- Directive:
Tally how many lines include "this". The number is the whole answer.
□ □ □ □ □
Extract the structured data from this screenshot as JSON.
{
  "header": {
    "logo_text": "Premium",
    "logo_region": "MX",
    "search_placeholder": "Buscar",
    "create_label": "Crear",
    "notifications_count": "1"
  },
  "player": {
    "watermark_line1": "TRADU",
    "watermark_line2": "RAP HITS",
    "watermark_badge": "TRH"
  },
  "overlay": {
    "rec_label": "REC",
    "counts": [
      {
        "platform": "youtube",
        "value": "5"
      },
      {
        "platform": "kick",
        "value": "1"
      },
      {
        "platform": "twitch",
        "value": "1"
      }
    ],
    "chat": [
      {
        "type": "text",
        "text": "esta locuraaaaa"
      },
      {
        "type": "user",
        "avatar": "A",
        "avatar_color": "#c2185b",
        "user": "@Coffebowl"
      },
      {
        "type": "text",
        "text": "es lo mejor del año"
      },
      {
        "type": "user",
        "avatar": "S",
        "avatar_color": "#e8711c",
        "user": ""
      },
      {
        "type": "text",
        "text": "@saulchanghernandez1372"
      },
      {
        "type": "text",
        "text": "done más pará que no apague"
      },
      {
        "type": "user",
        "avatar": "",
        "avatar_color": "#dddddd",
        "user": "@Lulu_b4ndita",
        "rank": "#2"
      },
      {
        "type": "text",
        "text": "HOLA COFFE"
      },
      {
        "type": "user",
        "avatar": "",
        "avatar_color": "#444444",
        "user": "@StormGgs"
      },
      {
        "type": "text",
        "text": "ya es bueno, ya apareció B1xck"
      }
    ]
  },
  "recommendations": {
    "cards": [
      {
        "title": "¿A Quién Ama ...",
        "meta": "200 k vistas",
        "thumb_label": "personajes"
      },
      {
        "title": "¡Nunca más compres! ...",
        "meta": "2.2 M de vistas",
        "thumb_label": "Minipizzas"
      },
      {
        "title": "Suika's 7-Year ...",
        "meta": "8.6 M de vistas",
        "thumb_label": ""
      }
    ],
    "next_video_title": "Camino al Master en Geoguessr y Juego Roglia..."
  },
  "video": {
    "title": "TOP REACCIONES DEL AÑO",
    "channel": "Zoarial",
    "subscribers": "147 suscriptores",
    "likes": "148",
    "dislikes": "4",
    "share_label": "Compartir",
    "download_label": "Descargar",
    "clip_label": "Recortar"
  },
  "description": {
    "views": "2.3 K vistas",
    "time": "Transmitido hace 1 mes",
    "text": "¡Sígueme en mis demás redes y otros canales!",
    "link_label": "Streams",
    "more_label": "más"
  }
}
□ □ □ □ □
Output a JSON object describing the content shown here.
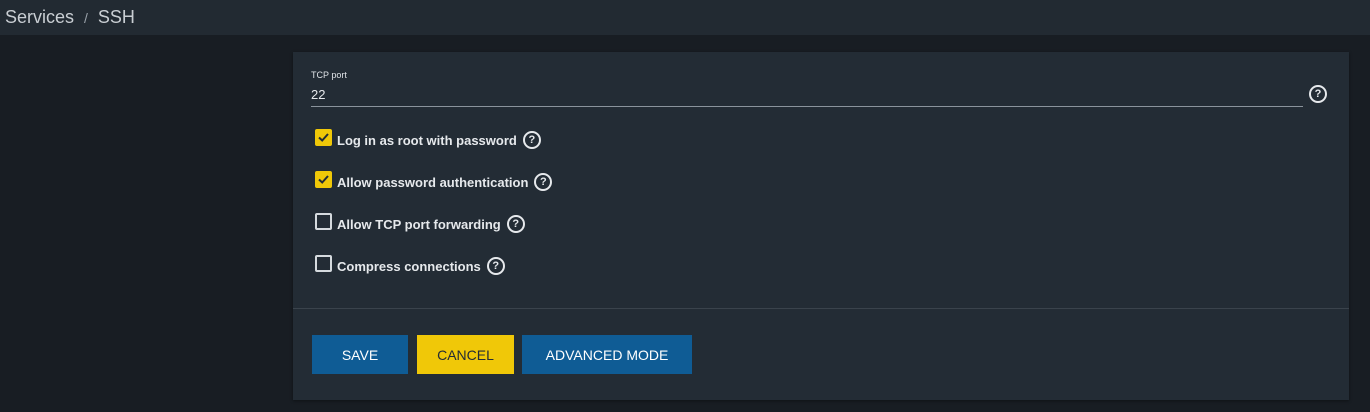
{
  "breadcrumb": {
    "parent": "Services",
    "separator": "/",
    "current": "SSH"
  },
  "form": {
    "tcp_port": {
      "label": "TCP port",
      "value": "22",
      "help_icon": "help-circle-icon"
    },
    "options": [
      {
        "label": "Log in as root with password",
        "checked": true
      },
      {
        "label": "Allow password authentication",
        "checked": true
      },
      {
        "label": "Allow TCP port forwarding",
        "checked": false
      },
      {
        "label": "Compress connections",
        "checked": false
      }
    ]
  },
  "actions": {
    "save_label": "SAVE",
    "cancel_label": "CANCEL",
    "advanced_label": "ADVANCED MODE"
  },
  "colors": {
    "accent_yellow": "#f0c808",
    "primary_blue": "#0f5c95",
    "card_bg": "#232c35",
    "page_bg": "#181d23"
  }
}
□ □ □ □ □
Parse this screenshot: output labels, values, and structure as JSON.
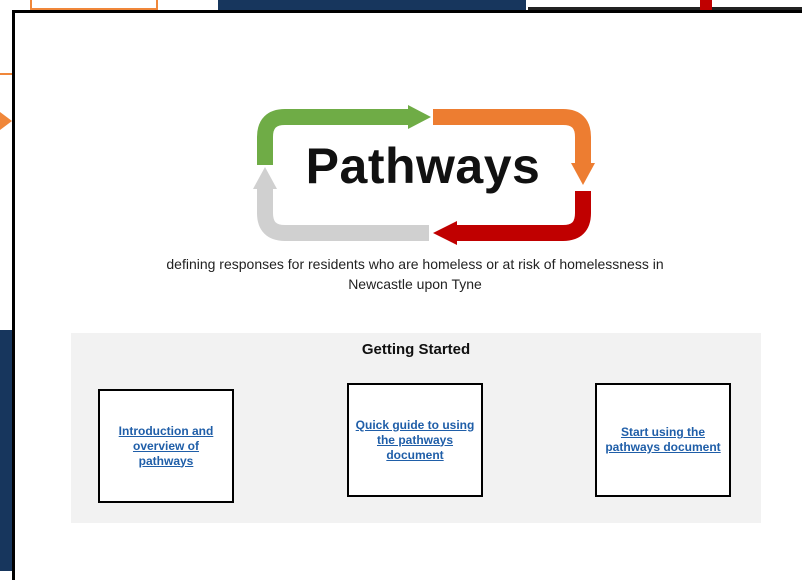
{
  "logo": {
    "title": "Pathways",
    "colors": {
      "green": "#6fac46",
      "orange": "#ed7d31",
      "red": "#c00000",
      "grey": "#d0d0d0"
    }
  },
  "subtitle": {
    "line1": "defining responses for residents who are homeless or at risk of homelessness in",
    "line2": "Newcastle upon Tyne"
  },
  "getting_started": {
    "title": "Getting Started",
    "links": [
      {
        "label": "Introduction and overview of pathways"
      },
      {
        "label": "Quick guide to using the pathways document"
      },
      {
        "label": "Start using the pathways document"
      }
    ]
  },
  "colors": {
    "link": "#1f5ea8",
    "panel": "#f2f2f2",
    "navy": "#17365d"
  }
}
□ □ □ □ □
- Response:
2